Exercise description:
Where a line in the listing contains the string "Luiz", copy that line out.

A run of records
########

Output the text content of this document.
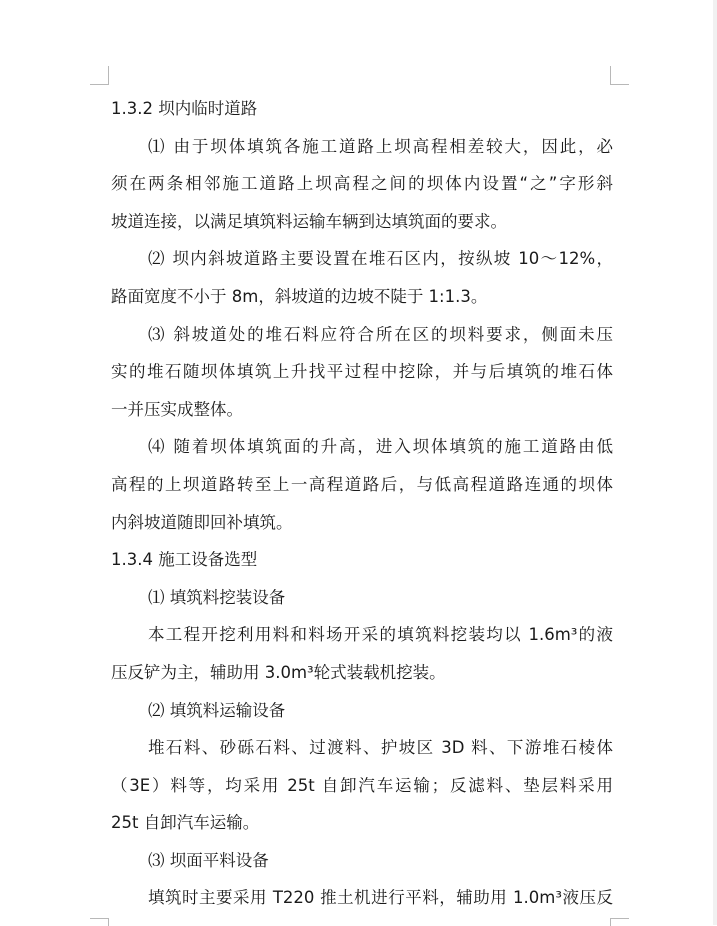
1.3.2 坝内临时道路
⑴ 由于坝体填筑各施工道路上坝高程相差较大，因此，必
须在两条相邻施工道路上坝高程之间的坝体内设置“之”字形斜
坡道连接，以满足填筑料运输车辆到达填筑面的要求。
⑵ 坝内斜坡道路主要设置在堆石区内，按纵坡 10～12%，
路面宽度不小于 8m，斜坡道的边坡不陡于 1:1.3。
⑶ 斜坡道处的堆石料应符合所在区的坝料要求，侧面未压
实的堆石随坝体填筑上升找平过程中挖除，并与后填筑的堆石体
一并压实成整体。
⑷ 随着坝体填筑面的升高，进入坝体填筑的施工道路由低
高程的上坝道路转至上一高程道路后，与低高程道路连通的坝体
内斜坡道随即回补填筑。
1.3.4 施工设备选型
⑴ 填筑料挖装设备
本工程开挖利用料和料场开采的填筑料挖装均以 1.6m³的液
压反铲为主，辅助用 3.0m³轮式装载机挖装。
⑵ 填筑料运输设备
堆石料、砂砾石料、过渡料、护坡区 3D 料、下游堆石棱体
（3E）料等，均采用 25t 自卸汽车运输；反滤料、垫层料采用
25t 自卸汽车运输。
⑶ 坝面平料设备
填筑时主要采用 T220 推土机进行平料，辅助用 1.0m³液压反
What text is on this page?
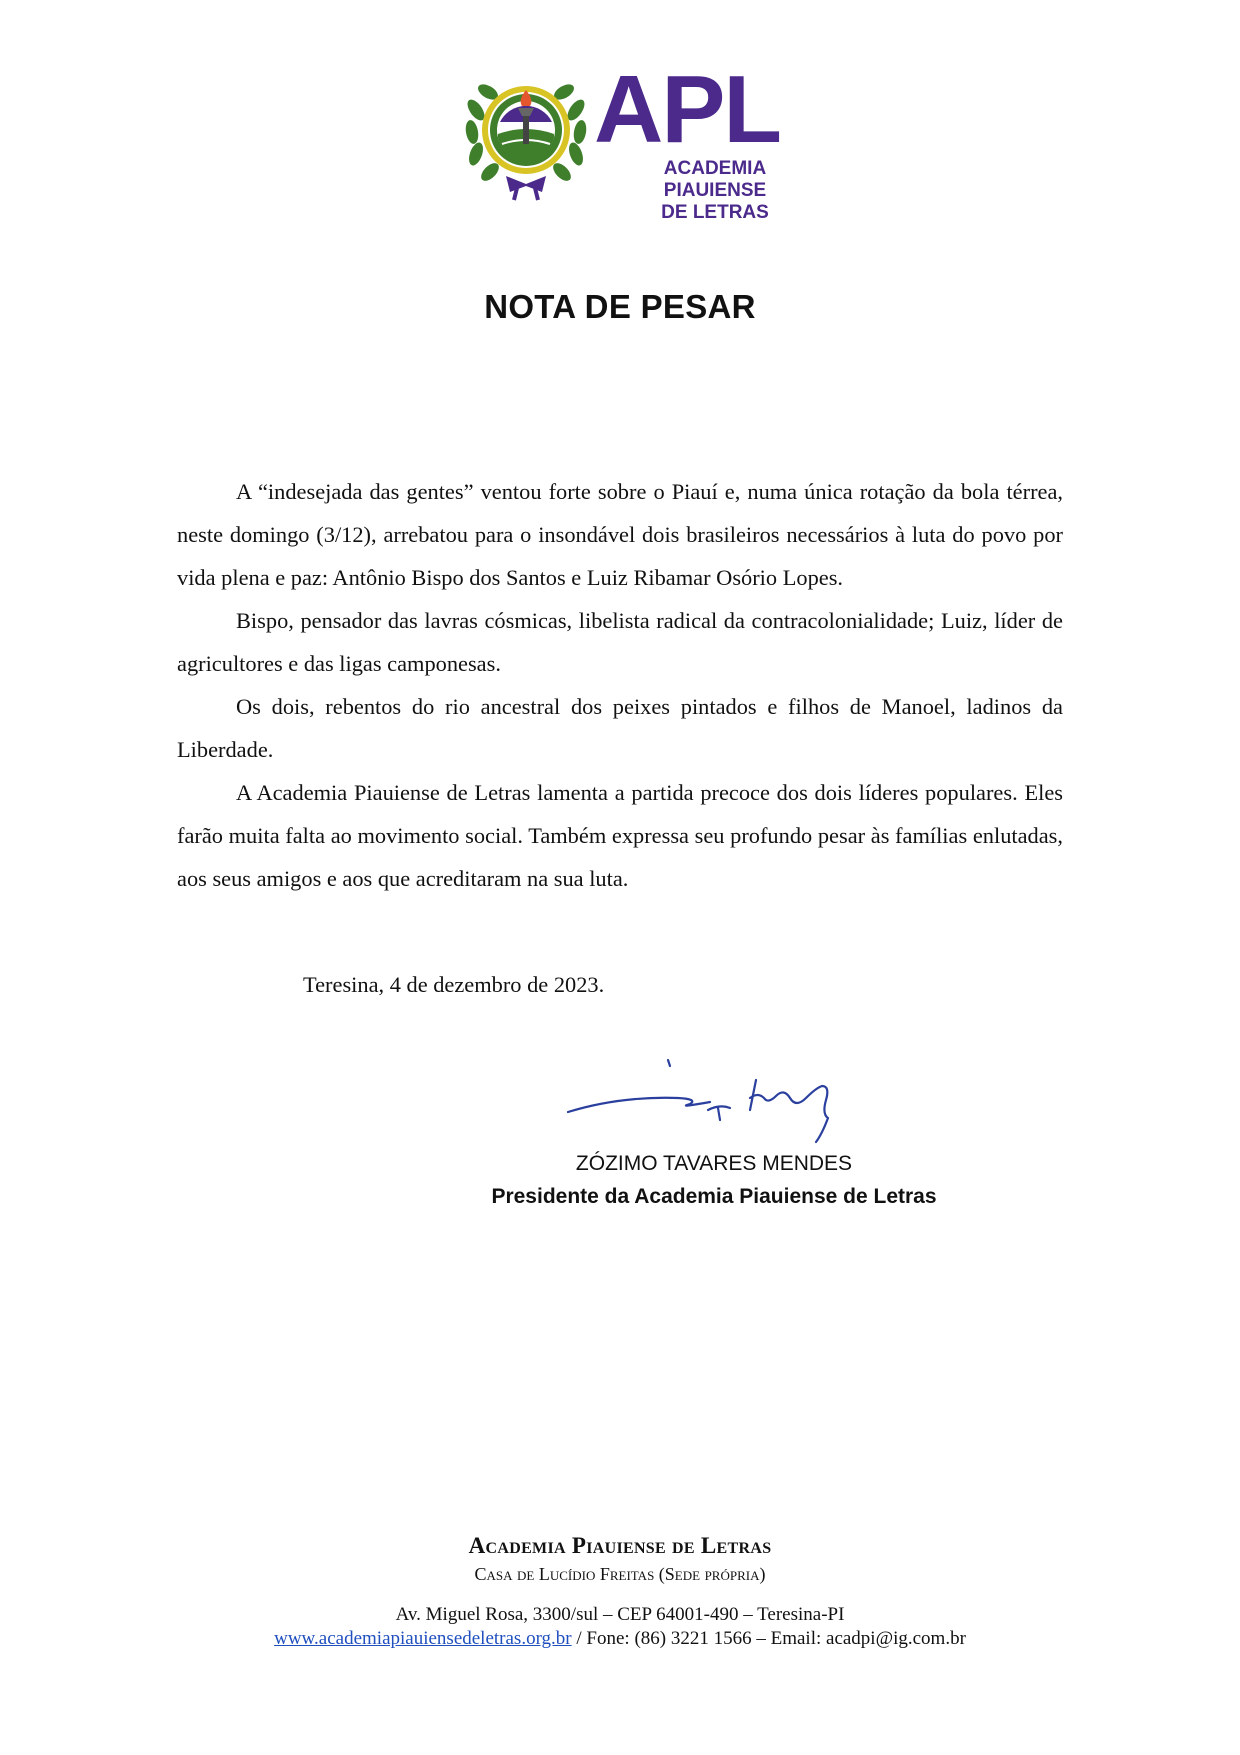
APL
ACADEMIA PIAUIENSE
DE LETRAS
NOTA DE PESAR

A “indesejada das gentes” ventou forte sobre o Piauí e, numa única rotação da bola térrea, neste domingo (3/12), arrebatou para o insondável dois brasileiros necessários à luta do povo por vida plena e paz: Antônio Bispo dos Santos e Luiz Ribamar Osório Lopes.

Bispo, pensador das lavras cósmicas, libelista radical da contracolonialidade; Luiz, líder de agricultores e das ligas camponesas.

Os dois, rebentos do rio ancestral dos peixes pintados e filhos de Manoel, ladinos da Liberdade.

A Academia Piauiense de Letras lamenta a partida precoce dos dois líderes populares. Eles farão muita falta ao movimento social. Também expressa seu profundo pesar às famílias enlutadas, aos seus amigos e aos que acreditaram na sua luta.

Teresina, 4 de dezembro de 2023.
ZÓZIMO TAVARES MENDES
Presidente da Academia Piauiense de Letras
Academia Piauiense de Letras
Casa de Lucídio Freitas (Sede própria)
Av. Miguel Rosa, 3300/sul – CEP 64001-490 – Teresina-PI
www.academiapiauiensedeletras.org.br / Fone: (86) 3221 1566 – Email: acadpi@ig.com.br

########

Task answer:
A “indesejada das gentes” ventou forte sobre o Piauí e, numa única rotação da bola térrea, neste domingo (3/12), arrebatou para o insondável dois brasileiros necessários à luta do povo por vida plena e paz: Antônio Bispo dos Santos e Luiz Ribamar Osório Lopes.
Bispo, pensador das lavras cósmicas, libelista radical da contracolonialidade; Luiz, líder de agricultores e das ligas camponesas.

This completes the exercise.